■ **Exercise aim**
All of the records below should be output exactly.

■ **Supplied entries**
-*-
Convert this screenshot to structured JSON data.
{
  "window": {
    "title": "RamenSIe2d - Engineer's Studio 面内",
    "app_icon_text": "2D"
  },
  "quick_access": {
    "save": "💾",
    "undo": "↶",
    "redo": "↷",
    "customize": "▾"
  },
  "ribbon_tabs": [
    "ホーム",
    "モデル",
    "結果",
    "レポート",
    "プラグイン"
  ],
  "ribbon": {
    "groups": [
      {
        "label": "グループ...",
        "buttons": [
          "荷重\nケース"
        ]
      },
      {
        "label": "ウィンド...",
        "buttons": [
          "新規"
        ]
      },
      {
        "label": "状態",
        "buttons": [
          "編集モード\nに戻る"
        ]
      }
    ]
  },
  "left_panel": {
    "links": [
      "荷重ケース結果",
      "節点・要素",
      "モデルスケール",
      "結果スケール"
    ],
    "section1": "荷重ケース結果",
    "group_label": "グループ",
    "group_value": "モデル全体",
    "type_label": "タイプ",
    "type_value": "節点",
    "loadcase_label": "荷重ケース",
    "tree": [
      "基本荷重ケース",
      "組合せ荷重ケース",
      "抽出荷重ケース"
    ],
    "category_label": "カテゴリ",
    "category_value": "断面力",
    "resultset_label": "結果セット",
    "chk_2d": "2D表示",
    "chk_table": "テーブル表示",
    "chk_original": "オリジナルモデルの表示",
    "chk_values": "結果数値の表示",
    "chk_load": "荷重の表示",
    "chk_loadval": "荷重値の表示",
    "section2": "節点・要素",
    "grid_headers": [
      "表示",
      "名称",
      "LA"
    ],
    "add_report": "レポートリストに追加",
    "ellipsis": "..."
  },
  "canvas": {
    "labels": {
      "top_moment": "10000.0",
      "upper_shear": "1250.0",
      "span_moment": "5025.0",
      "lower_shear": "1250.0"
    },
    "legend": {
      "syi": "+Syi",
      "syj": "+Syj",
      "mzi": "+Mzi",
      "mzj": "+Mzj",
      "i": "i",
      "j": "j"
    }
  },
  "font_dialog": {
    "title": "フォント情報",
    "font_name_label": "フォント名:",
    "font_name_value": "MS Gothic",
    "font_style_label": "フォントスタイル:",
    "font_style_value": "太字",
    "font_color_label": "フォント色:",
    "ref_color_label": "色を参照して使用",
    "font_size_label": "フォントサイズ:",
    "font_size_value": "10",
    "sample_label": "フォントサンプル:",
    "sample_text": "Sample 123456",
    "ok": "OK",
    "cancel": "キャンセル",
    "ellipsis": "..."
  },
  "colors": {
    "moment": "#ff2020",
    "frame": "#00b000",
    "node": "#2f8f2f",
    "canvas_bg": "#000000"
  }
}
-*-
■ **Answer to the exercise**
Convert this screenshot to structured JSON data.
{
  "window": {
    "title": "RamenSIe2d - Engineer's Studio 面内",
    "app_icon_text": "2D"
  },
  "quick_access": {
    "save": "💾",
    "undo": "↶",
    "redo": "↷",
    "customize": "▾"
  },
  "ribbon_tabs": [
    "ホーム",
    "モデル",
    "結果",
    "レポート",
    "プラグイン"
  ],
  "ribbon": {
    "groups": [
      {
        "label": "グループ...",
        "buttons": [
          "荷重\nケース"
        ]
      },
      {
        "label": "ウィンド...",
        "buttons": [
          "新規"
        ]
      },
      {
        "label": "状態",
        "buttons": [
          "編集モード\nに戻る"
        ]
      }
    ]
  },
  "left_panel": {
    "links": [
      "荷重ケース結果",
      "節点・要素",
      "モデルスケール",
      "結果スケール"
    ],
    "section1": "荷重ケース結果",
    "group_label": "グループ",
    "group_value": "モデル全体",
    "type_label": "タイプ",
    "type_value": "節点",
    "loadcase_label": "荷重ケース",
    "tree": [
      "基本荷重ケース",
      "組合せ荷重ケース",
      "抽出荷重ケース"
    ],
    "category_label": "カテゴリ",
    "category_value": "断面力",
    "resultset_label": "結果セット",
    "chk_2d": "2D表示",
    "chk_table": "テーブル表示",
    "chk_original": "オリジナルモデルの表示",
    "chk_values": "結果数値の表示",
    "chk_load": "荷重の表示",
    "chk_loadval": "荷重値の表示",
    "section2": "節点・要素",
    "grid_headers": [
      "表示",
      "名称",
      "LA"
    ],
    "add_report": "レポートリストに追加",
    "ellipsis": "..."
  },
  "canvas": {
    "labels": {
      "top_moment": "10000.0",
      "upper_shear": "1250.0",
      "span_moment": "5025.0",
      "lower_shear": "1250.0"
    },
    "legend": {
      "syi": "+Syi",
      "syj": "+Syj",
      "mzi": "+Mzi",
      "mzj": "+Mzj",
      "i": "i",
      "j": "j"
    }
  },
  "font_dialog": {
    "title": "フォント情報",
    "font_name_label": "フォント名:",
    "font_name_value": "MS Gothic",
    "font_style_label": "フォントスタイル:",
    "font_style_value": "太字",
    "font_color_label": "フォント色:",
    "ref_color_label": "色を参照して使用",
    "font_size_label": "フォントサイズ:",
    "font_size_value": "10",
    "sample_label": "フォントサンプル:",
    "sample_text": "Sample 123456",
    "ok": "OK",
    "cancel": "キャンセル",
    "ellipsis": "..."
  },
  "colors": {
    "moment": "#ff2020",
    "frame": "#00b000",
    "node": "#2f8f2f",
    "canvas_bg": "#000000"
  }
}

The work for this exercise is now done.